• **WHAT YOU HAVE TO DO**
Write out the whole listing word for word.

* Start EXCERPTED RECORDS *

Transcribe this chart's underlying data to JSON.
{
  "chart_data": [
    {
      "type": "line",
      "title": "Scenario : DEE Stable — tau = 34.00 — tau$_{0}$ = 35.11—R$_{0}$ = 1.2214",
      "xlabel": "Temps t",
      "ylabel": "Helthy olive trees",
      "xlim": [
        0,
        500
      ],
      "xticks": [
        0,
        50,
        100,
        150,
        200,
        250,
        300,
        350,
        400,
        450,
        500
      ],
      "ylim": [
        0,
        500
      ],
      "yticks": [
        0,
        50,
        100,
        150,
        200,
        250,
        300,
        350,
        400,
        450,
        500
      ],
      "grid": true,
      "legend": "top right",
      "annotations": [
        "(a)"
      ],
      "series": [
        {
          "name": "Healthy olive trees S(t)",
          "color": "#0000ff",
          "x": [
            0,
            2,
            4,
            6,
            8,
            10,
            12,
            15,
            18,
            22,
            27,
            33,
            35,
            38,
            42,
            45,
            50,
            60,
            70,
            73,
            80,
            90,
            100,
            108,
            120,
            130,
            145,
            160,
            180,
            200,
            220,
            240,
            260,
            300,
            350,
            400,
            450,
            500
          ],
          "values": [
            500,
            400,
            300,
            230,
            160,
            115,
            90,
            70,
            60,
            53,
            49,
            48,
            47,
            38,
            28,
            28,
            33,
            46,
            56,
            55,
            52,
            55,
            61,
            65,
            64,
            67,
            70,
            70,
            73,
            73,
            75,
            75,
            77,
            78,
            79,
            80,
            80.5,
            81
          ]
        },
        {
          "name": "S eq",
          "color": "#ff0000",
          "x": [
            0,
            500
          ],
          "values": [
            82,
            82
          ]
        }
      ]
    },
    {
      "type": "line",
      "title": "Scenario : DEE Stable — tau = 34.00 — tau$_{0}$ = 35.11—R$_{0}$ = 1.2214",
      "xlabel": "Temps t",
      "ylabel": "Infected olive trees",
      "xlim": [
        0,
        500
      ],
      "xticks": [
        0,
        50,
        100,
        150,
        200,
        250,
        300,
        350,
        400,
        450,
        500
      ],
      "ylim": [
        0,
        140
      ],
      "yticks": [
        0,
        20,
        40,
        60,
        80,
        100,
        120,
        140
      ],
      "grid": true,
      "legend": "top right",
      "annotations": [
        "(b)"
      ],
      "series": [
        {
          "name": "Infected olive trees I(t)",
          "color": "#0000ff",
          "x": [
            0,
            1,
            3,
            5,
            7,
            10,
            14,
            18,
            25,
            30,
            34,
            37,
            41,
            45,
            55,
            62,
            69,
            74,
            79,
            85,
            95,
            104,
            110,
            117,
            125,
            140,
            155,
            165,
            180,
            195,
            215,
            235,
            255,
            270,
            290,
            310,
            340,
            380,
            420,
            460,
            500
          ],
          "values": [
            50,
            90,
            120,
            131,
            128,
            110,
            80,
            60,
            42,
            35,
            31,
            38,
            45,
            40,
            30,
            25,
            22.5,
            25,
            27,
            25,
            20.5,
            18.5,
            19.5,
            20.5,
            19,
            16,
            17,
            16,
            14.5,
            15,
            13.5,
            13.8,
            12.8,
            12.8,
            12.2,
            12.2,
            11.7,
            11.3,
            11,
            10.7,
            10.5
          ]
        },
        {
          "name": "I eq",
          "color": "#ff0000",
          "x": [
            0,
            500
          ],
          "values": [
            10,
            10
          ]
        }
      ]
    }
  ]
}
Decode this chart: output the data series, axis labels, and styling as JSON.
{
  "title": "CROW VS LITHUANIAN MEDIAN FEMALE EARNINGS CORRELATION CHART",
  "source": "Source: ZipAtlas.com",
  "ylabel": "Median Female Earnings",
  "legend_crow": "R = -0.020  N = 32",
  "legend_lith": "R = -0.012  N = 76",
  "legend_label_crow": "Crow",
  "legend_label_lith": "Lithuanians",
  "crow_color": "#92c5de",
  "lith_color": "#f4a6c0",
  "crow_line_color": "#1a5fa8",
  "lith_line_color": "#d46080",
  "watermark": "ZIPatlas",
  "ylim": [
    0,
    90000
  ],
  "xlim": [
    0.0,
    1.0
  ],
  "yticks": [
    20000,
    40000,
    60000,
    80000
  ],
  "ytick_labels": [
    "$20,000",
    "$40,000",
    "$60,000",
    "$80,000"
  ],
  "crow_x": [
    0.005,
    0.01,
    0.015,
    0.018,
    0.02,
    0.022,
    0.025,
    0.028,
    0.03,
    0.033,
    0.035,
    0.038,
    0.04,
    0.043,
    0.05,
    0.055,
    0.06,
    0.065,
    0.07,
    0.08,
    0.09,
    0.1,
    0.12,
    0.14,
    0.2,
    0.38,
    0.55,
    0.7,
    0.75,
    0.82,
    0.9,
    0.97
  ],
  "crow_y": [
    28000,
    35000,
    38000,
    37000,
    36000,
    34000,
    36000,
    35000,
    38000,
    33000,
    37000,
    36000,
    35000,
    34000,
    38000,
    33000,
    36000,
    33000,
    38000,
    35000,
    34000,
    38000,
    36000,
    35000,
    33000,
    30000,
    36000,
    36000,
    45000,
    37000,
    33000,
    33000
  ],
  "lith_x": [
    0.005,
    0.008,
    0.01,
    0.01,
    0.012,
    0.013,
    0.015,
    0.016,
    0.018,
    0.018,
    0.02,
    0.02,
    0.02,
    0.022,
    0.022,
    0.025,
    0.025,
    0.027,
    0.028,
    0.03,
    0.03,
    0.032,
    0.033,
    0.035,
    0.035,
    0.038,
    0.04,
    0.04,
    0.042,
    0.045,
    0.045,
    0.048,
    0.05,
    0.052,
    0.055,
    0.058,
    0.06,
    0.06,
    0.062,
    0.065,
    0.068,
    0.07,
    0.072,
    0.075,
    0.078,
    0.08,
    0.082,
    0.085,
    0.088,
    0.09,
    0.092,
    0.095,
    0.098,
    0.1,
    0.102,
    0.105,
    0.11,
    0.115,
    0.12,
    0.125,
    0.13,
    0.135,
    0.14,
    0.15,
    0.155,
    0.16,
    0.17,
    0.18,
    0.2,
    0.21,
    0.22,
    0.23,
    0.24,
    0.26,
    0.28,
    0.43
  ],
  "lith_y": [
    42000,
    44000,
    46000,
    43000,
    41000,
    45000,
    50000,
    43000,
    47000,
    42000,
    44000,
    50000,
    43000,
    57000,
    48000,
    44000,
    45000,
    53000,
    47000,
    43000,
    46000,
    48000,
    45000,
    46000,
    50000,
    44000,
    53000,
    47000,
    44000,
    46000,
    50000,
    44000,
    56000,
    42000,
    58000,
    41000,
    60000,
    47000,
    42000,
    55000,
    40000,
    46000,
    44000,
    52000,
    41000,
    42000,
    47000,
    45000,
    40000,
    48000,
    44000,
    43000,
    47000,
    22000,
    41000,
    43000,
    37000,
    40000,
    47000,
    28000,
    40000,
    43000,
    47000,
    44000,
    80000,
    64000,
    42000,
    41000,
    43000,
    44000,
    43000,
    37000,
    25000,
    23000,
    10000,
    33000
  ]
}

* End EXCERPTED RECORDS *

• **SOLUTION BELOW**
Transcribe this chart's underlying data to JSON.
{
  "chart_data": [
    {
      "type": "line",
      "title": "Scenario : DEE Stable — tau = 34.00 — tau$_{0}$ = 35.11—R$_{0}$ = 1.2214",
      "xlabel": "Temps t",
      "ylabel": "Helthy olive trees",
      "xlim": [
        0,
        500
      ],
      "xticks": [
        0,
        50,
        100,
        150,
        200,
        250,
        300,
        350,
        400,
        450,
        500
      ],
      "ylim": [
        0,
        500
      ],
      "yticks": [
        0,
        50,
        100,
        150,
        200,
        250,
        300,
        350,
        400,
        450,
        500
      ],
      "grid": true,
      "legend": "top right",
      "annotations": [
        "(a)"
      ],
      "series": [
        {
          "name": "Healthy olive trees S(t)",
          "color": "#0000ff",
          "x": [
            0,
            2,
            4,
            6,
            8,
            10,
            12,
            15,
            18,
            22,
            27,
            33,
            35,
            38,
            42,
            45,
            50,
            60,
            70,
            73,
            80,
            90,
            100,
            108,
            120,
            130,
            145,
            160,
            180,
            200,
            220,
            240,
            260,
            300,
            350,
            400,
            450,
            500
          ],
          "values": [
            500,
            400,
            300,
            230,
            160,
            115,
            90,
            70,
            60,
            53,
            49,
            48,
            47,
            38,
            28,
            28,
            33,
            46,
            56,
            55,
            52,
            55,
            61,
            65,
            64,
            67,
            70,
            70,
            73,
            73,
            75,
            75,
            77,
            78,
            79,
            80,
            80.5,
            81
          ]
        },
        {
          "name": "S eq",
          "color": "#ff0000",
          "x": [
            0,
            500
          ],
          "values": [
            82,
            82
          ]
        }
      ]
    },
    {
      "type": "line",
      "title": "Scenario : DEE Stable — tau = 34.00 — tau$_{0}$ = 35.11—R$_{0}$ = 1.2214",
      "xlabel": "Temps t",
      "ylabel": "Infected olive trees",
      "xlim": [
        0,
        500
      ],
      "xticks": [
        0,
        50,
        100,
        150,
        200,
        250,
        300,
        350,
        400,
        450,
        500
      ],
      "ylim": [
        0,
        140
      ],
      "yticks": [
        0,
        20,
        40,
        60,
        80,
        100,
        120,
        140
      ],
      "grid": true,
      "legend": "top right",
      "annotations": [
        "(b)"
      ],
      "series": [
        {
          "name": "Infected olive trees I(t)",
          "color": "#0000ff",
          "x": [
            0,
            1,
            3,
            5,
            7,
            10,
            14,
            18,
            25,
            30,
            34,
            37,
            41,
            45,
            55,
            62,
            69,
            74,
            79,
            85,
            95,
            104,
            110,
            117,
            125,
            140,
            155,
            165,
            180,
            195,
            215,
            235,
            255,
            270,
            290,
            310,
            340,
            380,
            420,
            460,
            500
          ],
          "values": [
            50,
            90,
            120,
            131,
            128,
            110,
            80,
            60,
            42,
            35,
            31,
            38,
            45,
            40,
            30,
            25,
            22.5,
            25,
            27,
            25,
            20.5,
            18.5,
            19.5,
            20.5,
            19,
            16,
            17,
            16,
            14.5,
            15,
            13.5,
            13.8,
            12.8,
            12.8,
            12.2,
            12.2,
            11.7,
            11.3,
            11,
            10.7,
            10.5
          ]
        },
        {
          "name": "I eq",
          "color": "#ff0000",
          "x": [
            0,
            500
          ],
          "values": [
            10,
            10
          ]
        }
      ]
    }
  ]
}
Decode this chart: output the data series, axis labels, and styling as JSON.
{
  "title": "CROW VS LITHUANIAN MEDIAN FEMALE EARNINGS CORRELATION CHART",
  "source": "Source: ZipAtlas.com",
  "ylabel": "Median Female Earnings",
  "legend_crow": "R = -0.020  N = 32",
  "legend_lith": "R = -0.012  N = 76",
  "legend_label_crow": "Crow",
  "legend_label_lith": "Lithuanians",
  "crow_color": "#92c5de",
  "lith_color": "#f4a6c0",
  "crow_line_color": "#1a5fa8",
  "lith_line_color": "#d46080",
  "watermark": "ZIPatlas",
  "ylim": [
    0,
    90000
  ],
  "xlim": [
    0.0,
    1.0
  ],
  "yticks": [
    20000,
    40000,
    60000,
    80000
  ],
  "ytick_labels": [
    "$20,000",
    "$40,000",
    "$60,000",
    "$80,000"
  ],
  "crow_x": [
    0.005,
    0.01,
    0.015,
    0.018,
    0.02,
    0.022,
    0.025,
    0.028,
    0.03,
    0.033,
    0.035,
    0.038,
    0.04,
    0.043,
    0.05,
    0.055,
    0.06,
    0.065,
    0.07,
    0.08,
    0.09,
    0.1,
    0.12,
    0.14,
    0.2,
    0.38,
    0.55,
    0.7,
    0.75,
    0.82,
    0.9,
    0.97
  ],
  "crow_y": [
    28000,
    35000,
    38000,
    37000,
    36000,
    34000,
    36000,
    35000,
    38000,
    33000,
    37000,
    36000,
    35000,
    34000,
    38000,
    33000,
    36000,
    33000,
    38000,
    35000,
    34000,
    38000,
    36000,
    35000,
    33000,
    30000,
    36000,
    36000,
    45000,
    37000,
    33000,
    33000
  ],
  "lith_x": [
    0.005,
    0.008,
    0.01,
    0.01,
    0.012,
    0.013,
    0.015,
    0.016,
    0.018,
    0.018,
    0.02,
    0.02,
    0.02,
    0.022,
    0.022,
    0.025,
    0.025,
    0.027,
    0.028,
    0.03,
    0.03,
    0.032,
    0.033,
    0.035,
    0.035,
    0.038,
    0.04,
    0.04,
    0.042,
    0.045,
    0.045,
    0.048,
    0.05,
    0.052,
    0.055,
    0.058,
    0.06,
    0.06,
    0.062,
    0.065,
    0.068,
    0.07,
    0.072,
    0.075,
    0.078,
    0.08,
    0.082,
    0.085,
    0.088,
    0.09,
    0.092,
    0.095,
    0.098,
    0.1,
    0.102,
    0.105,
    0.11,
    0.115,
    0.12,
    0.125,
    0.13,
    0.135,
    0.14,
    0.15,
    0.155,
    0.16,
    0.17,
    0.18,
    0.2,
    0.21,
    0.22,
    0.23,
    0.24,
    0.26,
    0.28,
    0.43
  ],
  "lith_y": [
    42000,
    44000,
    46000,
    43000,
    41000,
    45000,
    50000,
    43000,
    47000,
    42000,
    44000,
    50000,
    43000,
    57000,
    48000,
    44000,
    45000,
    53000,
    47000,
    43000,
    46000,
    48000,
    45000,
    46000,
    50000,
    44000,
    53000,
    47000,
    44000,
    46000,
    50000,
    44000,
    56000,
    42000,
    58000,
    41000,
    60000,
    47000,
    42000,
    55000,
    40000,
    46000,
    44000,
    52000,
    41000,
    42000,
    47000,
    45000,
    40000,
    48000,
    44000,
    43000,
    47000,
    22000,
    41000,
    43000,
    37000,
    40000,
    47000,
    28000,
    40000,
    43000,
    47000,
    44000,
    80000,
    64000,
    42000,
    41000,
    43000,
    44000,
    43000,
    37000,
    25000,
    23000,
    10000,
    33000
  ]
}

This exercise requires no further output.